▶ Problem details
Copy out every line exactly as given.

▶ Data records
start
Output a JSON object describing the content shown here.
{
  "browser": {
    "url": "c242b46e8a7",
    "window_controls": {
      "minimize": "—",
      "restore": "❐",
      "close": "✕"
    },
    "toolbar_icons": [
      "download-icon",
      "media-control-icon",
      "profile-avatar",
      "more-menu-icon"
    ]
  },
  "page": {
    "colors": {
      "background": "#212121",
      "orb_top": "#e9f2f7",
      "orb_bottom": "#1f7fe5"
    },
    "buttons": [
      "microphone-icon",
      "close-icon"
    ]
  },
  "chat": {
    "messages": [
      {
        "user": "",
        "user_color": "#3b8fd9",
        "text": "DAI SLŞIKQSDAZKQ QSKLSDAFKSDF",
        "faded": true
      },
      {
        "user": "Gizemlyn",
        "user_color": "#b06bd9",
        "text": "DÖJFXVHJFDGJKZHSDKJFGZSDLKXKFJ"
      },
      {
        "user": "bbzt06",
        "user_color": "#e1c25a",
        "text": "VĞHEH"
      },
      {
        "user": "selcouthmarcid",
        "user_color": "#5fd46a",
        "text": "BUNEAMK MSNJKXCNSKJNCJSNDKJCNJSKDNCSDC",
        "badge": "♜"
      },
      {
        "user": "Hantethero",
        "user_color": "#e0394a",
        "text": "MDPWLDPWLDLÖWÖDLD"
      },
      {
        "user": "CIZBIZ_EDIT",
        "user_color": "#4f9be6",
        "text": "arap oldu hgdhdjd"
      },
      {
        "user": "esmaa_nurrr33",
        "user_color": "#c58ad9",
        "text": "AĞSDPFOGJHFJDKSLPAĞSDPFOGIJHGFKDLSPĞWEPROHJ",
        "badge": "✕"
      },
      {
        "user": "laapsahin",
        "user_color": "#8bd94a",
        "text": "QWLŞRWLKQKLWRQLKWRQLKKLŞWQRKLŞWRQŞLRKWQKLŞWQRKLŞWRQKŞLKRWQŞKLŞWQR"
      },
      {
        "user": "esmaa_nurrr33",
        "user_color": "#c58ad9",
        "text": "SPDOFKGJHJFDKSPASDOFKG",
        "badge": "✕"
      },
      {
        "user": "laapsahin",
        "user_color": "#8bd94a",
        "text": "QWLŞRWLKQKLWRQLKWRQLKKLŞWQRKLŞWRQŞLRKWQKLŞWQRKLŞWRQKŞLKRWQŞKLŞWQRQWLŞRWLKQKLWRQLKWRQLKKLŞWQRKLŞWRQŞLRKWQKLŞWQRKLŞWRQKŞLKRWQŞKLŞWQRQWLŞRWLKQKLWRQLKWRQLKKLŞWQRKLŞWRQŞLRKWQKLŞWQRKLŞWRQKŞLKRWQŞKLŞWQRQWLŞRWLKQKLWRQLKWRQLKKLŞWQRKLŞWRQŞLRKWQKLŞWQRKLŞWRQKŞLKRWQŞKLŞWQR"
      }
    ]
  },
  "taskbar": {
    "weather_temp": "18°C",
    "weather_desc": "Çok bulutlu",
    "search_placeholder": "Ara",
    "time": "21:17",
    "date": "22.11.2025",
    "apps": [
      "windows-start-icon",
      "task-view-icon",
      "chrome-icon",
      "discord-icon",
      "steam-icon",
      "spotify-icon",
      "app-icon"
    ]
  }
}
end
▶ Exercise result
Output a JSON object describing the content shown here.
{
  "browser": {
    "url": "c242b46e8a7",
    "window_controls": {
      "minimize": "—",
      "restore": "❐",
      "close": "✕"
    },
    "toolbar_icons": [
      "download-icon",
      "media-control-icon",
      "profile-avatar",
      "more-menu-icon"
    ]
  },
  "page": {
    "colors": {
      "background": "#212121",
      "orb_top": "#e9f2f7",
      "orb_bottom": "#1f7fe5"
    },
    "buttons": [
      "microphone-icon",
      "close-icon"
    ]
  },
  "chat": {
    "messages": [
      {
        "user": "",
        "user_color": "#3b8fd9",
        "text": "DAI SLŞIKQSDAZKQ QSKLSDAFKSDF",
        "faded": true
      },
      {
        "user": "Gizemlyn",
        "user_color": "#b06bd9",
        "text": "DÖJFXVHJFDGJKZHSDKJFGZSDLKXKFJ"
      },
      {
        "user": "bbzt06",
        "user_color": "#e1c25a",
        "text": "VĞHEH"
      },
      {
        "user": "selcouthmarcid",
        "user_color": "#5fd46a",
        "text": "BUNEAMK MSNJKXCNSKJNCJSNDKJCNJSKDNCSDC",
        "badge": "♜"
      },
      {
        "user": "Hantethero",
        "user_color": "#e0394a",
        "text": "MDPWLDPWLDLÖWÖDLD"
      },
      {
        "user": "CIZBIZ_EDIT",
        "user_color": "#4f9be6",
        "text": "arap oldu hgdhdjd"
      },
      {
        "user": "esmaa_nurrr33",
        "user_color": "#c58ad9",
        "text": "AĞSDPFOGJHFJDKSLPAĞSDPFOGIJHGFKDLSPĞWEPROHJ",
        "badge": "✕"
      },
      {
        "user": "laapsahin",
        "user_color": "#8bd94a",
        "text": "QWLŞRWLKQKLWRQLKWRQLKKLŞWQRKLŞWRQŞLRKWQKLŞWQRKLŞWRQKŞLKRWQŞKLŞWQR"
      },
      {
        "user": "esmaa_nurrr33",
        "user_color": "#c58ad9",
        "text": "SPDOFKGJHJFDKSPASDOFKG",
        "badge": "✕"
      },
      {
        "user": "laapsahin",
        "user_color": "#8bd94a",
        "text": "QWLŞRWLKQKLWRQLKWRQLKKLŞWQRKLŞWRQŞLRKWQKLŞWQRKLŞWRQKŞLKRWQŞKLŞWQRQWLŞRWLKQKLWRQLKWRQLKKLŞWQRKLŞWRQŞLRKWQKLŞWQRKLŞWRQKŞLKRWQŞKLŞWQRQWLŞRWLKQKLWRQLKWRQLKKLŞWQRKLŞWRQŞLRKWQKLŞWQRKLŞWRQKŞLKRWQŞKLŞWQRQWLŞRWLKQKLWRQLKWRQLKKLŞWQRKLŞWRQŞLRKWQKLŞWQRKLŞWRQKŞLKRWQŞKLŞWQR"
      }
    ]
  },
  "taskbar": {
    "weather_temp": "18°C",
    "weather_desc": "Çok bulutlu",
    "search_placeholder": "Ara",
    "time": "21:17",
    "date": "22.11.2025",
    "apps": [
      "windows-start-icon",
      "task-view-icon",
      "chrome-icon",
      "discord-icon",
      "steam-icon",
      "spotify-icon",
      "app-icon"
    ]
  }
}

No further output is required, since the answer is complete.